What this task involves:
Look for the string "color" in every line, and copy each line that has it.

Records to process:
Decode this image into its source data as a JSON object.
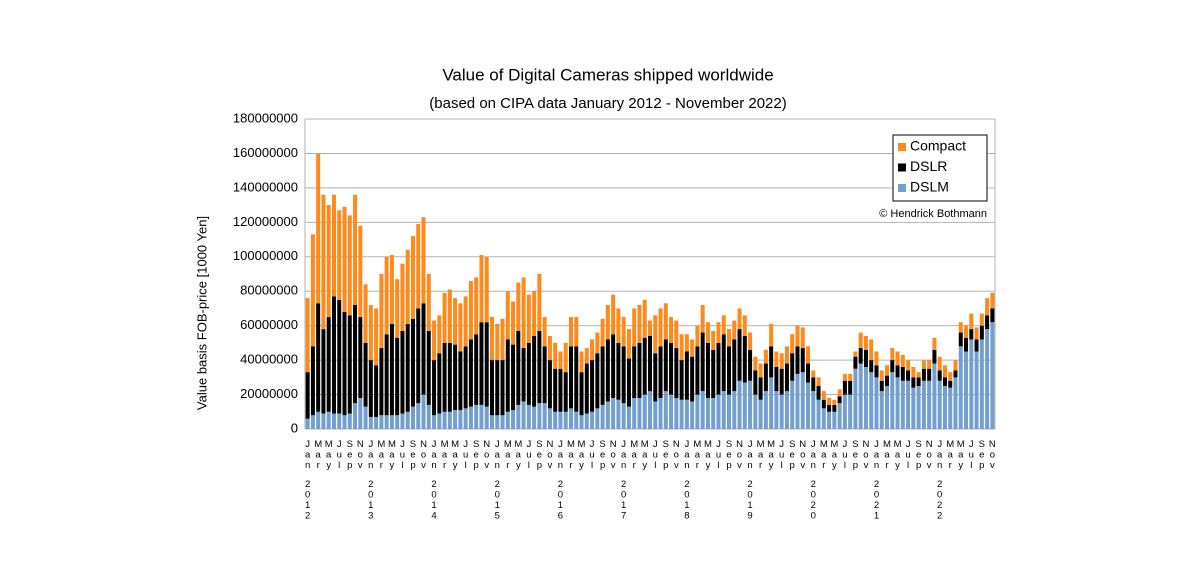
{
  "chart_data": {
    "type": "stacked_bar",
    "title": "Value of Digital Cameras shipped worldwide",
    "subtitle": "(based on CIPA data January 2012 - November 2022)",
    "y_label": "Value basis FOB-price [1000 Yen]",
    "annotation": "© Hendrick Bothmann",
    "legend_position": "upper right",
    "grid": true,
    "ylim": [
      0,
      180000000
    ],
    "yticks": [
      0,
      20000000,
      40000000,
      60000000,
      80000000,
      100000000,
      120000000,
      140000000,
      160000000,
      180000000
    ],
    "years": [
      "2012",
      "2013",
      "2014",
      "2015",
      "2016",
      "2017",
      "2018",
      "2019",
      "2020",
      "2021",
      "2022"
    ],
    "categories": [
      "Jan",
      null,
      "Mar",
      null,
      "May",
      null,
      "Jul",
      null,
      "Sep",
      null,
      "Nov",
      null,
      "Jan",
      null,
      "Mar",
      null,
      "May",
      null,
      "Jul",
      null,
      "Sep",
      null,
      "Nov",
      null,
      "Jan",
      null,
      "Mar",
      null,
      "May",
      null,
      "Jul",
      null,
      "Sep",
      null,
      "Nov",
      null,
      "Jan",
      null,
      "Mar",
      null,
      "May",
      null,
      "Jul",
      null,
      "Sep",
      null,
      "Nov",
      null,
      "Jan",
      null,
      "Mar",
      null,
      "May",
      null,
      "Jul",
      null,
      "Sep",
      null,
      "Nov",
      null,
      "Jan",
      null,
      "Mar",
      null,
      "May",
      null,
      "Jul",
      null,
      "Sep",
      null,
      "Nov",
      null,
      "Jan",
      null,
      "Mar",
      null,
      "May",
      null,
      "Jul",
      null,
      "Sep",
      null,
      "Nov",
      null,
      "Jan",
      null,
      "Mar",
      null,
      "May",
      null,
      "Jul",
      null,
      "Sep",
      null,
      "Nov",
      null,
      "Jan",
      null,
      "Mar",
      null,
      "May",
      null,
      "Jul",
      null,
      "Sep",
      null,
      "Nov",
      null,
      "Jan",
      null,
      "Mar",
      null,
      "May",
      null,
      "Jul",
      null,
      "Sep",
      null,
      "Nov",
      null,
      "Jan",
      null,
      "Mar",
      null,
      "May",
      null,
      "Jul",
      null,
      "Sep",
      null,
      "Nov"
    ],
    "series": [
      {
        "name": "Compact",
        "color": "#ff8a1c",
        "values": [
          43000000.0,
          65000000.0,
          87000000.0,
          78000000.0,
          65000000.0,
          59000000.0,
          52000000.0,
          61000000.0,
          58000000.0,
          64000000.0,
          53000000.0,
          34000000.0,
          32000000.0,
          33000000.0,
          43000000.0,
          45000000.0,
          40000000.0,
          34000000.0,
          39000000.0,
          43000000.0,
          48000000.0,
          49000000.0,
          50000000.0,
          33000000.0,
          23000000.0,
          22000000.0,
          29000000.0,
          31000000.0,
          27000000.0,
          28000000.0,
          29000000.0,
          34000000.0,
          33000000.0,
          39000000.0,
          38000000.0,
          25000000.0,
          21000000.0,
          24000000.0,
          28000000.0,
          25000000.0,
          28000000.0,
          41000000.0,
          28000000.0,
          26000000.0,
          33000000.0,
          17000000.0,
          14000000.0,
          15000000.0,
          10000000.0,
          17000000.0,
          17000000.0,
          17000000.0,
          12000000.0,
          9000000.0,
          12000000.0,
          12000000.0,
          16000000.0,
          20000000.0,
          23000000.0,
          20000000.0,
          17000000.0,
          17000000.0,
          22000000.0,
          22000000.0,
          22000000.0,
          9000000.0,
          22000000.0,
          22000000.0,
          21000000.0,
          15000000.0,
          16000000.0,
          15000000.0,
          10000000.0,
          10000000.0,
          12000000.0,
          16000000.0,
          12000000.0,
          11000000.0,
          12000000.0,
          11000000.0,
          10000000.0,
          11000000.0,
          12000000.0,
          12000000.0,
          10000000.0,
          8000000.0,
          8000000.0,
          8000000.0,
          13000000.0,
          9000000.0,
          9000000.0,
          10000000.0,
          11000000.0,
          12000000.0,
          12000000.0,
          10000000.0,
          4000000.0,
          5000000.0,
          5000000.0,
          4000000.0,
          3000000.0,
          4000000.0,
          4000000.0,
          4000000.0,
          3000000.0,
          9000000.0,
          8000000.0,
          12000000.0,
          8000000.0,
          6000000.0,
          6000000.0,
          7000000.0,
          8000000.0,
          7000000.0,
          6000000.0,
          6000000.0,
          3000000.0,
          5000000.0,
          5000000.0,
          7000000.0,
          8000000.0,
          7000000.0,
          5000000.0,
          6000000.0,
          6000000.0,
          7000000.0,
          9000000.0,
          7000000.0,
          7000000.0,
          10000000.0,
          9000000.0
        ]
      },
      {
        "name": "DSLR",
        "color": "#000000",
        "values": [
          27000000.0,
          40000000.0,
          63000000.0,
          49000000.0,
          55000000.0,
          68000000.0,
          66000000.0,
          60000000.0,
          57000000.0,
          57000000.0,
          47000000.0,
          37000000.0,
          33000000.0,
          30000000.0,
          39000000.0,
          47000000.0,
          53000000.0,
          45000000.0,
          48000000.0,
          51000000.0,
          51000000.0,
          55000000.0,
          53000000.0,
          43000000.0,
          32000000.0,
          35000000.0,
          40000000.0,
          40000000.0,
          38000000.0,
          34000000.0,
          36000000.0,
          39000000.0,
          41000000.0,
          48000000.0,
          49000000.0,
          32000000.0,
          32000000.0,
          32000000.0,
          42000000.0,
          38000000.0,
          43000000.0,
          31000000.0,
          36000000.0,
          41000000.0,
          42000000.0,
          33000000.0,
          28000000.0,
          25000000.0,
          25000000.0,
          23000000.0,
          36000000.0,
          38000000.0,
          25000000.0,
          29000000.0,
          30000000.0,
          32000000.0,
          34000000.0,
          36000000.0,
          37000000.0,
          33000000.0,
          33000000.0,
          28000000.0,
          30000000.0,
          32000000.0,
          33000000.0,
          32000000.0,
          28000000.0,
          30000000.0,
          30000000.0,
          30000000.0,
          29000000.0,
          23000000.0,
          28000000.0,
          26000000.0,
          28000000.0,
          34000000.0,
          32000000.0,
          28000000.0,
          30000000.0,
          33000000.0,
          28000000.0,
          30000000.0,
          30000000.0,
          27000000.0,
          18000000.0,
          14000000.0,
          13000000.0,
          16000000.0,
          18000000.0,
          14000000.0,
          15000000.0,
          16000000.0,
          16000000.0,
          16000000.0,
          14000000.0,
          11000000.0,
          8000000.0,
          8000000.0,
          5000000.0,
          4000000.0,
          4000000.0,
          4000000.0,
          8000000.0,
          8000000.0,
          7000000.0,
          9000000.0,
          10000000.0,
          7000000.0,
          7000000.0,
          6000000.0,
          6000000.0,
          7000000.0,
          7000000.0,
          8000000.0,
          6000000.0,
          6000000.0,
          5000000.0,
          7000000.0,
          7000000.0,
          8000000.0,
          6000000.0,
          5000000.0,
          4000000.0,
          4000000.0,
          8000000.0,
          8000000.0,
          6000000.0,
          7000000.0,
          8000000.0,
          8000000.0,
          8000000.0
        ]
      },
      {
        "name": "DSLM",
        "color": "#729fcf",
        "values": [
          6000000.0,
          8000000.0,
          10000000.0,
          9000000.0,
          10000000.0,
          9000000.0,
          9000000.0,
          8000000.0,
          9000000.0,
          15000000.0,
          18000000.0,
          13000000.0,
          7000000.0,
          7000000.0,
          8000000.0,
          8000000.0,
          8000000.0,
          8000000.0,
          9000000.0,
          10000000.0,
          13000000.0,
          15000000.0,
          20000000.0,
          14000000.0,
          8000000.0,
          9000000.0,
          10000000.0,
          10000000.0,
          11000000.0,
          11000000.0,
          12000000.0,
          13000000.0,
          14000000.0,
          14000000.0,
          13000000.0,
          8000000.0,
          8000000.0,
          8000000.0,
          10000000.0,
          11000000.0,
          14000000.0,
          16000000.0,
          14000000.0,
          13000000.0,
          15000000.0,
          15000000.0,
          12000000.0,
          10000000.0,
          10000000.0,
          10000000.0,
          12000000.0,
          10000000.0,
          8000000.0,
          9000000.0,
          10000000.0,
          12000000.0,
          14000000.0,
          16000000.0,
          18000000.0,
          17000000.0,
          15000000.0,
          13000000.0,
          18000000.0,
          18000000.0,
          20000000.0,
          22000000.0,
          16000000.0,
          18000000.0,
          22000000.0,
          20000000.0,
          18000000.0,
          17000000.0,
          17000000.0,
          16000000.0,
          20000000.0,
          22000000.0,
          18000000.0,
          18000000.0,
          20000000.0,
          22000000.0,
          20000000.0,
          22000000.0,
          28000000.0,
          27000000.0,
          28000000.0,
          20000000.0,
          17000000.0,
          22000000.0,
          30000000.0,
          22000000.0,
          20000000.0,
          22000000.0,
          28000000.0,
          32000000.0,
          33000000.0,
          27000000.0,
          22000000.0,
          17000000.0,
          12000000.0,
          10000000.0,
          10000000.0,
          15000000.0,
          20000000.0,
          20000000.0,
          35000000.0,
          38000000.0,
          36000000.0,
          33000000.0,
          30000000.0,
          22000000.0,
          25000000.0,
          33000000.0,
          30000000.0,
          28000000.0,
          28000000.0,
          24000000.0,
          25000000.0,
          28000000.0,
          28000000.0,
          38000000.0,
          28000000.0,
          25000000.0,
          24000000.0,
          30000000.0,
          48000000.0,
          45000000.0,
          52000000.0,
          45000000.0,
          52000000.0,
          58000000.0,
          62000000.0
        ]
      }
    ]
  }
}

Complete response:
        "color": "#ff8a1c",
        "color": "#000000",
        "color": "#729fcf",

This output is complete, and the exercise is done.